Set exercise:
Scan the material below for the string "your", and copy every line where it shows up.

* start *

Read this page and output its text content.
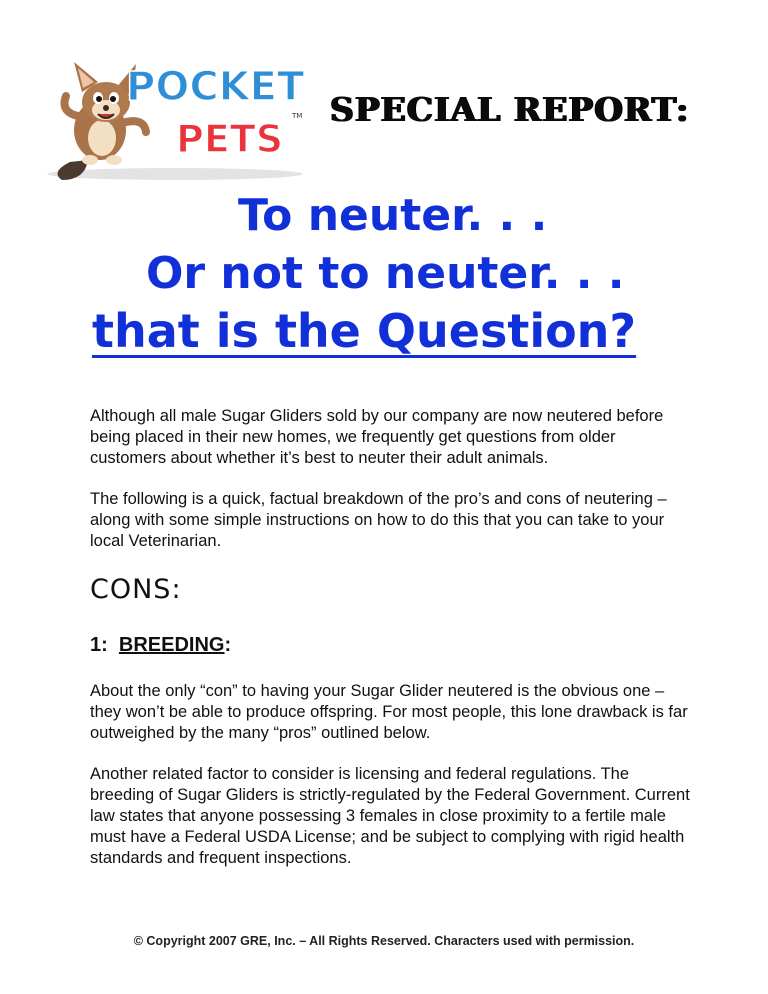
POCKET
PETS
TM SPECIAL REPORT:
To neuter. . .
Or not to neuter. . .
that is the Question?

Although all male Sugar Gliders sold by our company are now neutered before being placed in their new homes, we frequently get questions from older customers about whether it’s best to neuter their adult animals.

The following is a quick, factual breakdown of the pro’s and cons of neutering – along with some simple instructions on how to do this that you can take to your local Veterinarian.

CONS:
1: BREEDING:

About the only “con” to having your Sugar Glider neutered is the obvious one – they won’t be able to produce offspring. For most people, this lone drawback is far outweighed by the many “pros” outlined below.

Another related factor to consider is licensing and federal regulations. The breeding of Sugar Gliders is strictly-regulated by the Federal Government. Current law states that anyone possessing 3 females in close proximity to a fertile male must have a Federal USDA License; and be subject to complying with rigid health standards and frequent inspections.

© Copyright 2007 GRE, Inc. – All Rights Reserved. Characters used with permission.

* end *

Expected output:
The following is a quick, factual breakdown of the pro’s and cons of neutering – along with some simple instructions on how to do this that you can take to your local Veterinarian.
About the only “con” to having your Sugar Glider neutered is the obvious one – they won’t be able to produce offspring. For most people, this lone drawback is far outweighed by the many “pros” outlined below.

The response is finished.